RECORDS SUPPLIED section start

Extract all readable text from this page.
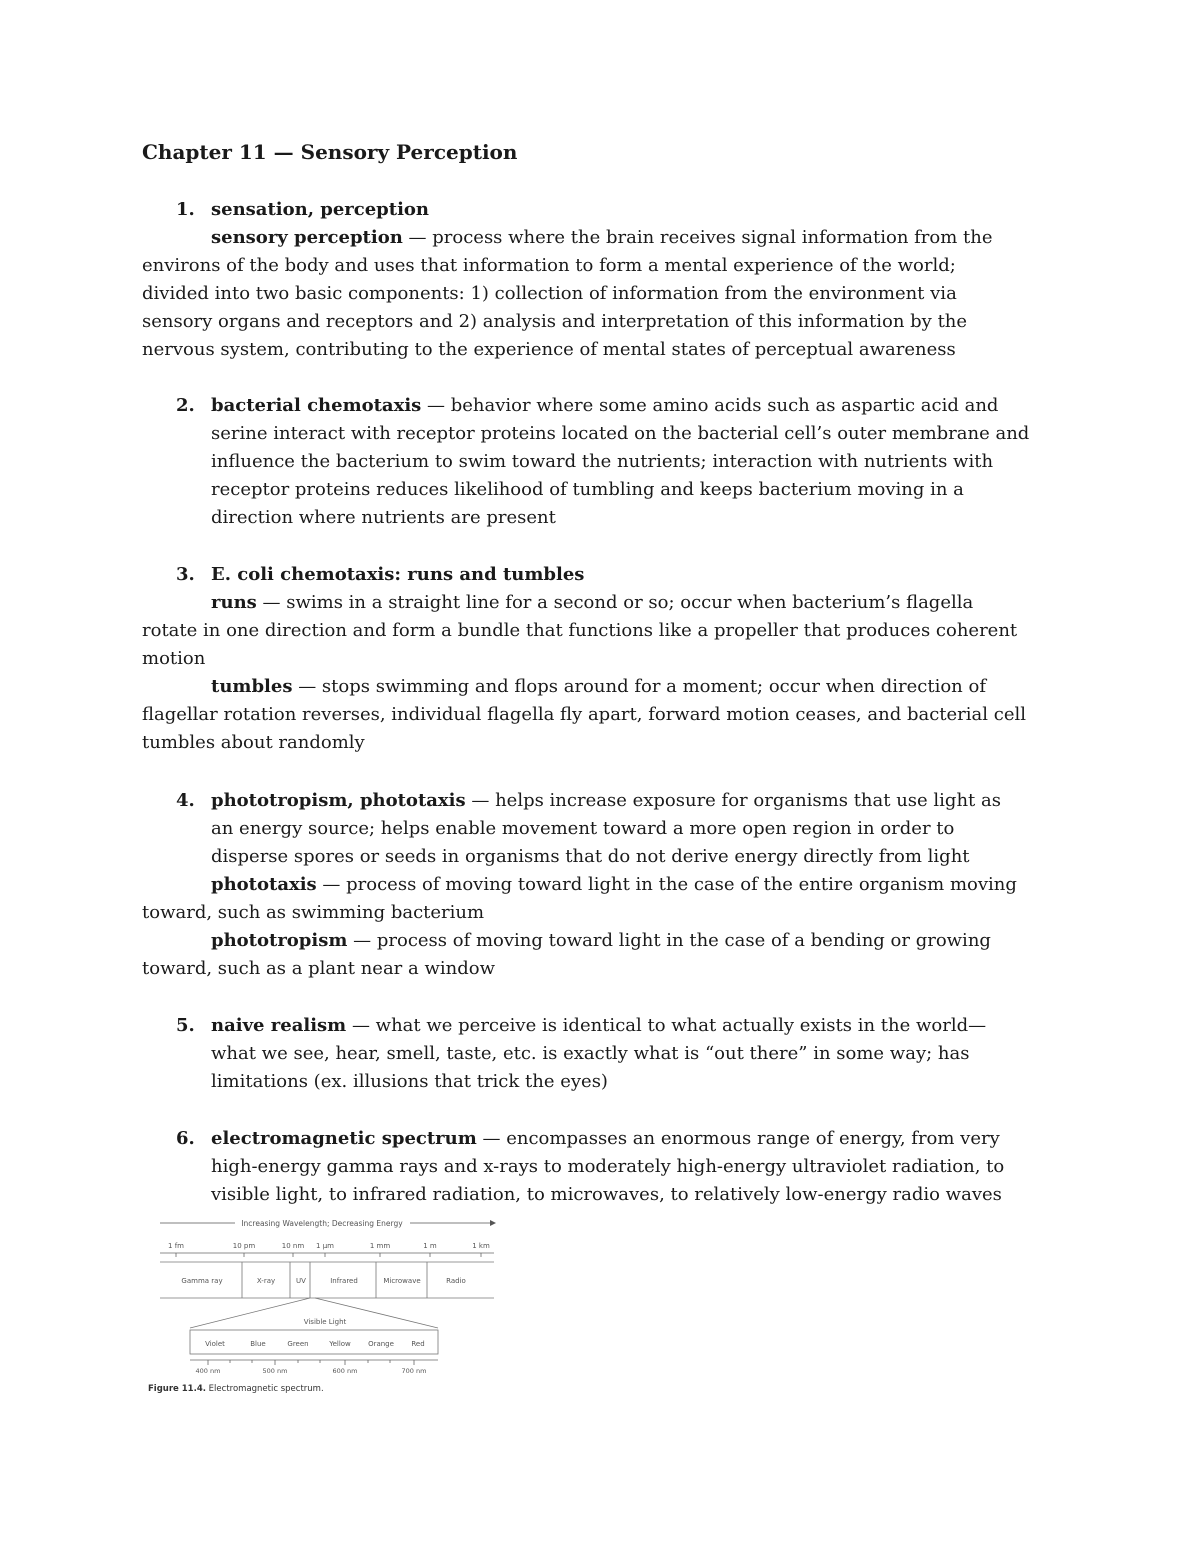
Chapter 11 — Sensory Perception
1. sensation, perception
sensory perception — process where the brain receives signal information from the
environs of the body and uses that information to form a mental experience of the world;
divided into two basic components: 1) collection of information from the environment via
sensory organs and receptors and 2) analysis and interpretation of this information by the
nervous system, contributing to the experience of mental states of perceptual awareness
2. bacterial chemotaxis — behavior where some amino acids such as aspartic acid and
serine interact with receptor proteins located on the bacterial cell’s outer membrane and
influence the bacterium to swim toward the nutrients; interaction with nutrients with
receptor proteins reduces likelihood of tumbling and keeps bacterium moving in a
direction where nutrients are present
3. E. coli chemotaxis: runs and tumbles
runs — swims in a straight line for a second or so; occur when bacterium’s flagella
rotate in one direction and form a bundle that functions like a propeller that produces coherent
motion
tumbles — stops swimming and flops around for a moment; occur when direction of
flagellar rotation reverses, individual flagella fly apart, forward motion ceases, and bacterial cell
tumbles about randomly
4. phototropism, phototaxis — helps increase exposure for organisms that use light as
an energy source; helps enable movement toward a more open region in order to
disperse spores or seeds in organisms that do not derive energy directly from light
phototaxis — process of moving toward light in the case of the entire organism moving
toward, such as swimming bacterium
phototropism — process of moving toward light in the case of a bending or growing
toward, such as a plant near a window
5. naive realism — what we perceive is identical to what actually exists in the world—
what we see, hear, smell, taste, etc. is exactly what is “out there” in some way; has
limitations (ex. illusions that trick the eyes)
6. electromagnetic spectrum — encompasses an enormous range of energy, from very
high-energy gamma rays and x-rays to moderately high-energy ultraviolet radiation, to
visible light, to infrared radiation, to microwaves, to relatively low-energy radio waves
Increasing Wavelength; Decreasing Energy
1 fm	10 pm	10 nm 1 µm	1 mm	1 m	1 km
Gamma ray	X-ray	UV	Infrared	Microwave	Radio
Visible Light
Violet	Blue	Green	Yellow Orange Red
400 nm	500 nm	600 nm	700 nm
Figure 11.4. Electromagnetic spectrum.
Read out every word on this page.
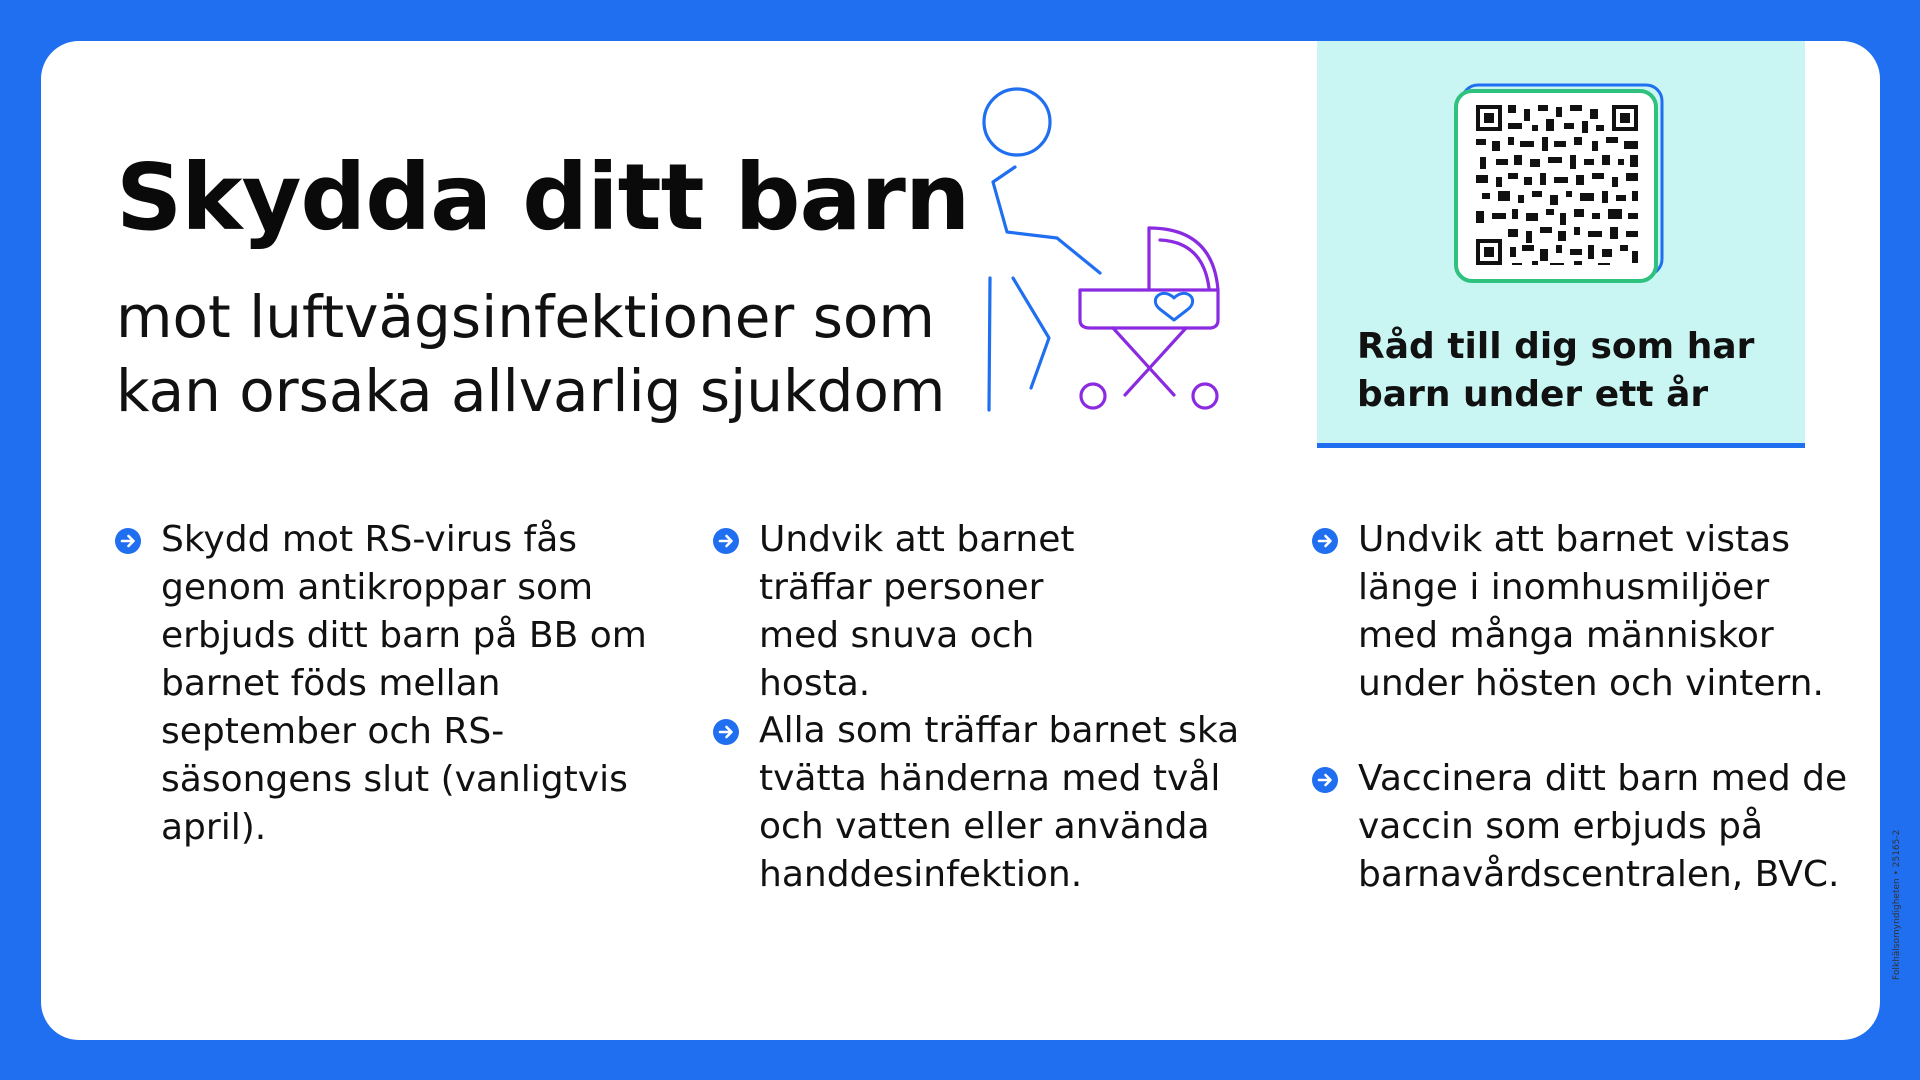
Skydda ditt barn
mot luftvägsinfektioner som
kan orsaka allvarlig sjukdom

Råd till dig som har barn under ett år

Skydd mot RS-virus fås genom antikroppar som erbjuds ditt barn på BB om barnet föds mellan september och RS-säsongens slut (vanligtvis april).
Undvik att barnet träffar personer med snuva och hosta.
Alla som träffar barnet ska tvätta händerna med tvål och vatten eller använda handdesinfektion.
Undvik att barnet vistas länge i inomhusmiljöer med många människor under hösten och vintern.
Vaccinera ditt barn med de vaccin som erbjuds på barnavårdscentralen, BVC.	Folkhälsomyndigheten • 25165-2
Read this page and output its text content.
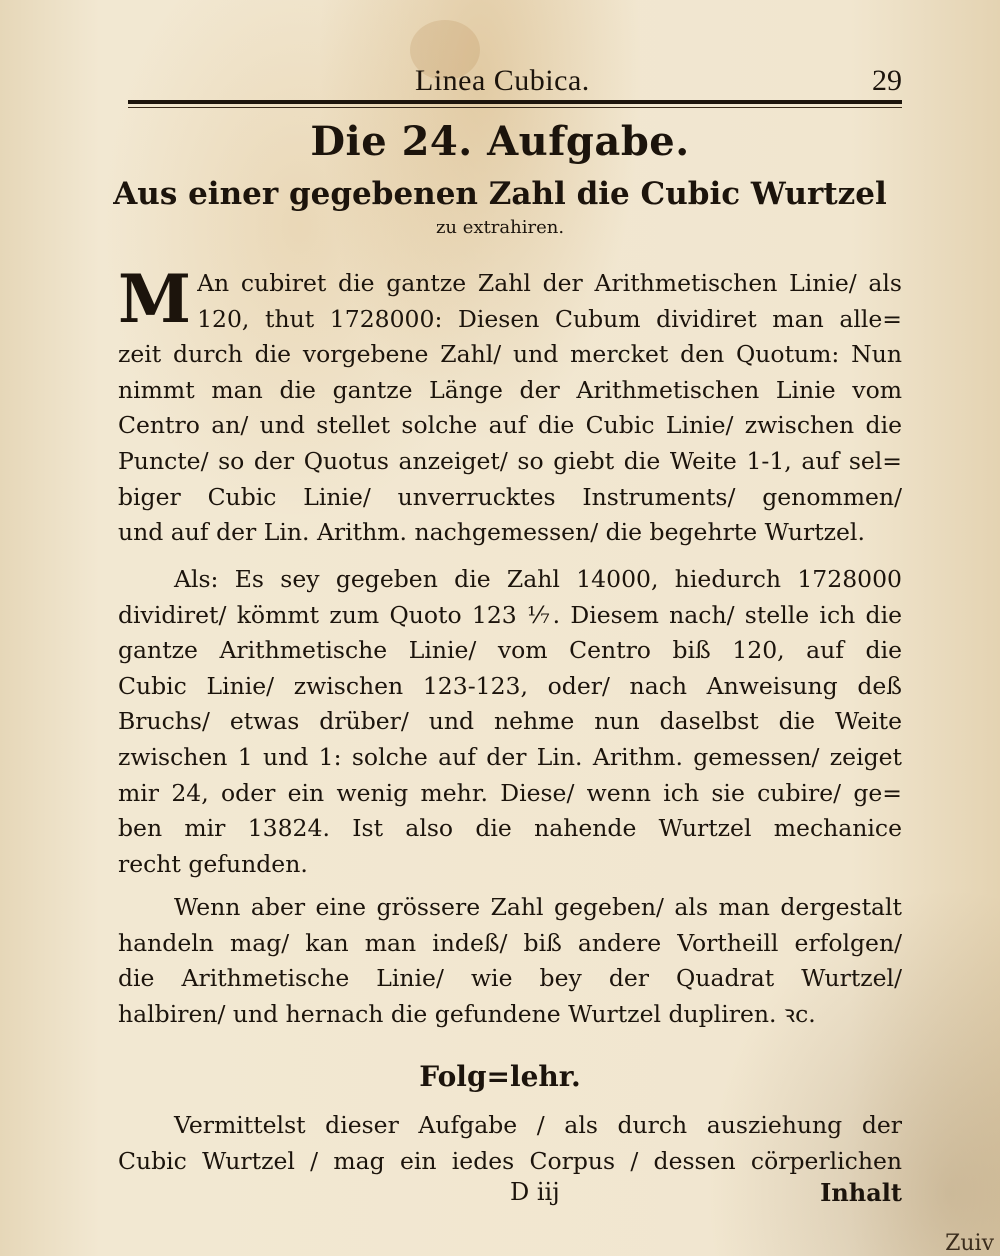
Linea Cubica.	29
Die 24. Aufgabe.
Aus einer gegebenen Zahl die Cubic Wurtzel
zu extrahiren.
M An cubiret die gantze Zahl der Arithmetischen Linie/ als
120, thut 1728000: Diesen Cubum dividiret man alle=
zeit durch die vorgebene Zahl/ und mercket den Quotum: Nun
nimmt man die gantze Länge der Arithmetischen Linie vom
Centro an/ und stellet solche auf die Cubic Linie/ zwischen die
Puncte/ so der Quotus anzeiget/ so giebt die Weite 1-1, auf sel=
biger Cubic Linie/ unverrucktes Instruments/ genommen/
und auf der Lin. Arithm. nachgemessen/ die begehrte Wurtzel.
Als: Es sey gegeben die Zahl 14000, hiedurch 1728000
dividiret/ kömmt zum Quoto 123 ⅐. Diesem nach/ stelle ich die
gantze Arithmetische Linie/ vom Centro biß 120, auf die
Cubic Linie/ zwischen 123-123, oder/ nach Anweisung deß
Bruchs/ etwas drüber/ und nehme nun daselbst die Weite
zwischen 1 und 1: solche auf der Lin. Arithm. gemessen/ zeiget
mir 24, oder ein wenig mehr. Diese/ wenn ich sie cubire/ ge=
ben mir 13824. Ist also die nahende Wurtzel mechanice
recht gefunden.
Wenn aber eine grössere Zahl gegeben/ als man dergestalt
handeln mag/ kan man indeß/ biß andere Vortheill erfolgen/
die Arithmetische Linie/ wie bey der Quadrat Wurtzel/
halbiren/ und hernach die gefundene Wurtzel dupliren. ꝛc.
Folg=lehr.
Vermittelst dieser Aufgabe / als durch ausziehung der
Cubic Wurtzel / mag ein iedes Corpus / dessen cörperlichen
D iij	Inhalt
Zuiv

RECORDS SUPPLIED section end

▶ [YOUR TASK]
Give back every record above word for word; the pictures have no place in it.

▶ [RESULT OF THIS EXERCISE]
Extract all readable text from this page.
Chapter 11 — Sensory Perception
1. sensation, perception
sensory perception — process where the brain receives signal information from the
environs of the body and uses that information to form a mental experience of the world;
divided into two basic components: 1) collection of information from the environment via
sensory organs and receptors and 2) analysis and interpretation of this information by the
nervous system, contributing to the experience of mental states of perceptual awareness
2. bacterial chemotaxis — behavior where some amino acids such as aspartic acid and
serine interact with receptor proteins located on the bacterial cell’s outer membrane and
influence the bacterium to swim toward the nutrients; interaction with nutrients with
receptor proteins reduces likelihood of tumbling and keeps bacterium moving in a
direction where nutrients are present
3. E. coli chemotaxis: runs and tumbles
runs — swims in a straight line for a second or so; occur when bacterium’s flagella
rotate in one direction and form a bundle that functions like a propeller that produces coherent
motion
tumbles — stops swimming and flops around for a moment; occur when direction of
flagellar rotation reverses, individual flagella fly apart, forward motion ceases, and bacterial cell
tumbles about randomly
4. phototropism, phototaxis — helps increase exposure for organisms that use light as
an energy source; helps enable movement toward a more open region in order to
disperse spores or seeds in organisms that do not derive energy directly from light
phototaxis — process of moving toward light in the case of the entire organism moving
toward, such as swimming bacterium
phototropism — process of moving toward light in the case of a bending or growing
toward, such as a plant near a window
5. naive realism — what we perceive is identical to what actually exists in the world—
what we see, hear, smell, taste, etc. is exactly what is “out there” in some way; has
limitations (ex. illusions that trick the eyes)
6. electromagnetic spectrum — encompasses an enormous range of energy, from very
high-energy gamma rays and x-rays to moderately high-energy ultraviolet radiation, to
visible light, to infrared radiation, to microwaves, to relatively low-energy radio waves
Increasing Wavelength; Decreasing Energy
1 fm	10 pm	10 nm 1 µm	1 mm	1 m	1 km
Gamma ray	X-ray	UV	Infrared	Microwave	Radio
Visible Light
Violet	Blue	Green	Yellow Orange Red
400 nm	500 nm	600 nm	700 nm
Figure 11.4. Electromagnetic spectrum.
Read out every word on this page.
Skydda ditt barn
mot luftvägsinfektioner som
kan orsaka allvarlig sjukdom

Råd till dig som har barn under ett år

Skydd mot RS-virus fås genom antikroppar som erbjuds ditt barn på BB om barnet föds mellan september och RS-säsongens slut (vanligtvis april).
Undvik att barnet träffar personer med snuva och hosta.
Alla som träffar barnet ska tvätta händerna med tvål och vatten eller använda handdesinfektion.
Undvik att barnet vistas länge i inomhusmiljöer med många människor under hösten och vintern.
Vaccinera ditt barn med de vaccin som erbjuds på barnavårdscentralen, BVC.	Folkhälsomyndigheten • 25165-2
Read this page and output its text content.
Linea Cubica.	29
Die 24. Aufgabe.
Aus einer gegebenen Zahl die Cubic Wurtzel
zu extrahiren.
M An cubiret die gantze Zahl der Arithmetischen Linie/ als
120, thut 1728000: Diesen Cubum dividiret man alle=
zeit durch die vorgebene Zahl/ und mercket den Quotum: Nun
nimmt man die gantze Länge der Arithmetischen Linie vom
Centro an/ und stellet solche auf die Cubic Linie/ zwischen die
Puncte/ so der Quotus anzeiget/ so giebt die Weite 1-1, auf sel=
biger Cubic Linie/ unverrucktes Instruments/ genommen/
und auf der Lin. Arithm. nachgemessen/ die begehrte Wurtzel.
Als: Es sey gegeben die Zahl 14000, hiedurch 1728000
dividiret/ kömmt zum Quoto 123 ⅐. Diesem nach/ stelle ich die
gantze Arithmetische Linie/ vom Centro biß 120, auf die
Cubic Linie/ zwischen 123-123, oder/ nach Anweisung deß
Bruchs/ etwas drüber/ und nehme nun daselbst die Weite
zwischen 1 und 1: solche auf der Lin. Arithm. gemessen/ zeiget
mir 24, oder ein wenig mehr. Diese/ wenn ich sie cubire/ ge=
ben mir 13824. Ist also die nahende Wurtzel mechanice
recht gefunden.
Wenn aber eine grössere Zahl gegeben/ als man dergestalt
handeln mag/ kan man indeß/ biß andere Vortheill erfolgen/
die Arithmetische Linie/ wie bey der Quadrat Wurtzel/
halbiren/ und hernach die gefundene Wurtzel dupliren. ꝛc.
Folg=lehr.
Vermittelst dieser Aufgabe / als durch ausziehung der
Cubic Wurtzel / mag ein iedes Corpus / dessen cörperlichen
D iij	Inhalt
Zuiv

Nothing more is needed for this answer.